> [TASK PROMPT]
Faithfully return all lines, omitting every embedded picture.

> [RECORD LIST]
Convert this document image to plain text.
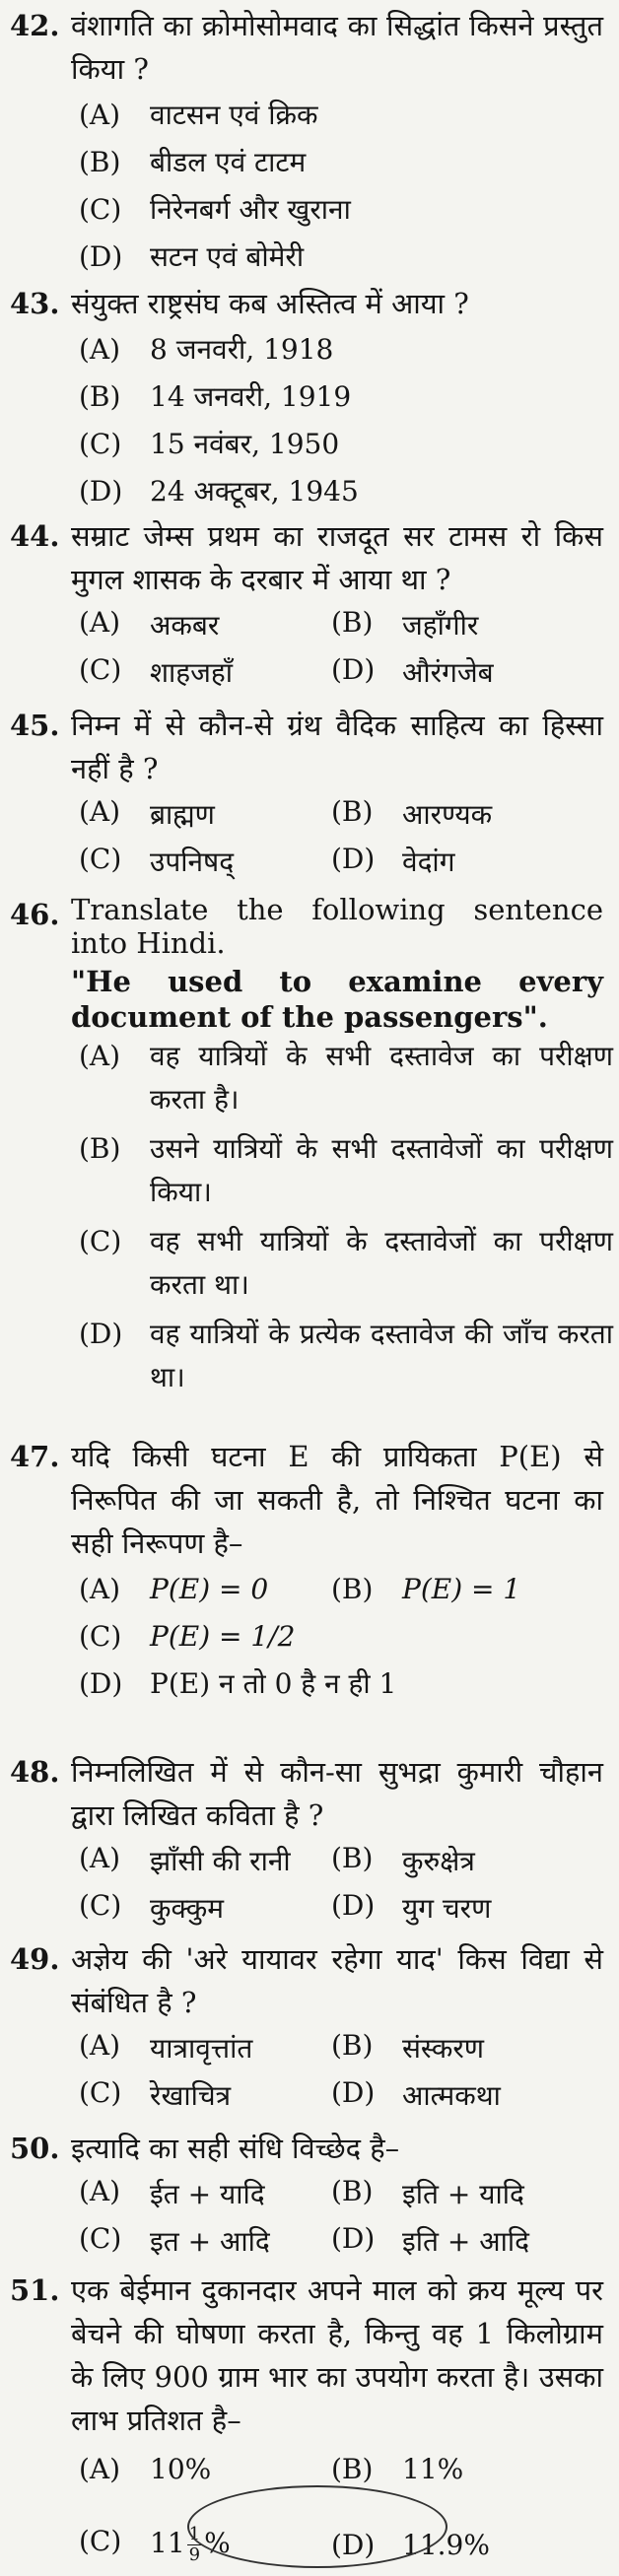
42. वंशागति का क्रोमोसोमवाद का सिद्धांत किसने प्रस्तुत किया ?
(A)	वाटसन एवं क्रिक
(B)	बीडल एवं टाटम
(C)	निरेनबर्ग और खुराना
(D) सटन एवं बोमेरी
43. संयुक्त राष्ट्रसंघ कब अस्तित्व में आया ?
(A)	8 जनवरी, 1918
(B)	14 जनवरी, 1919
(C)	15 नवंबर, 1950
(D) 24 अक्टूबर, 1945
44. सम्राट जेम्स प्रथम का राजदूत सर टामस रो किस मुगल शासक के दरबार में आया था ?
(A)	अकबर	(B)	जहाँगीर
(C)	शाहजहाँ	(D) औरंगजेब
45. निम्न में से कौन-से ग्रंथ वैदिक साहित्य का हिस्सा नहीं है ?
(A)	ब्राह्मण	(B)	आरण्यक
(C)	उपनिषद्	(D) वेदांग
46. Translate the following sentence into Hindi.
"He used to examine every document of the passengers".
(A)	वह यात्रियों के सभी दस्तावेज का परीक्षण करता है।
(B)	उसने यात्रियों के सभी दस्तावेजों का परीक्षण किया।
(C)	वह सभी यात्रियों के दस्तावेजों का परीक्षण करता था।
(D) वह यात्रियों के प्रत्येक दस्तावेज की जाँच करता था।
47. यदि किसी घटना E की प्रायिकता P(E) से निरूपित की जा सकती है, तो निश्चित घटना का सही निरूपण है–
(A)	P(E) = 0 (B)	P(E) = 1
(C)	P(E) = 1/2
(D) P(E) न तो 0 है न ही 1
48. निम्नलिखित में से कौन-सा सुभद्रा कुमारी चौहान द्वारा लिखित कविता है ?
(A)	झाँसी की रानी (B)	कुरुक्षेत्र
(C)	कुक्कुम	(D) युग चरण
49. अज्ञेय की 'अरे यायावर रहेगा याद' किस विद्या से संबंधित है ?
(A)	यात्रावृत्तांत	(B)	संस्करण
(C)	रेखाचित्र	(D) आत्मकथा
50. इत्यादि का सही संधि विच्छेद है–
(A)	ईत + यादि (B)	इति + यादि
(C)	इत + आदि (D) इति + आदि
51. एक बेईमान दुकानदार अपने माल को क्रय मूल्य पर बेचने की घोषणा करता है, किन्तु वह 1 किलोग्राम के लिए 900 ग्राम भार का उपयोग करता है। उसका लाभ प्रतिशत है–
(A)	10%	(B)	11%
(C)	$11 \frac{1}{9}$ %	(D) 11.9%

> [EXERCISE OUTPUT]
Convert this document image to plain text.
42. वंशागति का क्रोमोसोमवाद का सिद्धांत किसने प्रस्तुत किया ?
(A)	वाटसन एवं क्रिक
(B)	बीडल एवं टाटम
(C)	निरेनबर्ग और खुराना
(D) सटन एवं बोमेरी
43. संयुक्त राष्ट्रसंघ कब अस्तित्व में आया ?
(A)	8 जनवरी, 1918
(B)	14 जनवरी, 1919
(C)	15 नवंबर, 1950
(D) 24 अक्टूबर, 1945
44. सम्राट जेम्स प्रथम का राजदूत सर टामस रो किस मुगल शासक के दरबार में आया था ?
(A)	अकबर	(B)	जहाँगीर
(C)	शाहजहाँ	(D) औरंगजेब
45. निम्न में से कौन-से ग्रंथ वैदिक साहित्य का हिस्सा नहीं है ?
(A)	ब्राह्मण	(B)	आरण्यक
(C)	उपनिषद्	(D) वेदांग
46. Translate the following sentence into Hindi.
"He used to examine every document of the passengers".
(A)	वह यात्रियों के सभी दस्तावेज का परीक्षण करता है।
(B)	उसने यात्रियों के सभी दस्तावेजों का परीक्षण किया।
(C)	वह सभी यात्रियों के दस्तावेजों का परीक्षण करता था।
(D) वह यात्रियों के प्रत्येक दस्तावेज की जाँच करता था।
47. यदि किसी घटना E की प्रायिकता P(E) से निरूपित की जा सकती है, तो निश्चित घटना का सही निरूपण है–
(A)	P(E) = 0 (B)	P(E) = 1
(C)	P(E) = 1/2
(D) P(E) न तो 0 है न ही 1
48. निम्नलिखित में से कौन-सा सुभद्रा कुमारी चौहान द्वारा लिखित कविता है ?
(A)	झाँसी की रानी (B)	कुरुक्षेत्र
(C)	कुक्कुम	(D) युग चरण
49. अज्ञेय की 'अरे यायावर रहेगा याद' किस विद्या से संबंधित है ?
(A)	यात्रावृत्तांत	(B)	संस्करण
(C)	रेखाचित्र	(D) आत्मकथा
50. इत्यादि का सही संधि विच्छेद है–
(A)	ईत + यादि (B)	इति + यादि
(C)	इत + आदि (D) इति + आदि
51. एक बेईमान दुकानदार अपने माल को क्रय मूल्य पर बेचने की घोषणा करता है, किन्तु वह 1 किलोग्राम के लिए 900 ग्राम भार का उपयोग करता है। उसका लाभ प्रतिशत है–
(A)	10%	(B)	11%
(C)	$11 \frac{1}{9}$ %	(D) 11.9%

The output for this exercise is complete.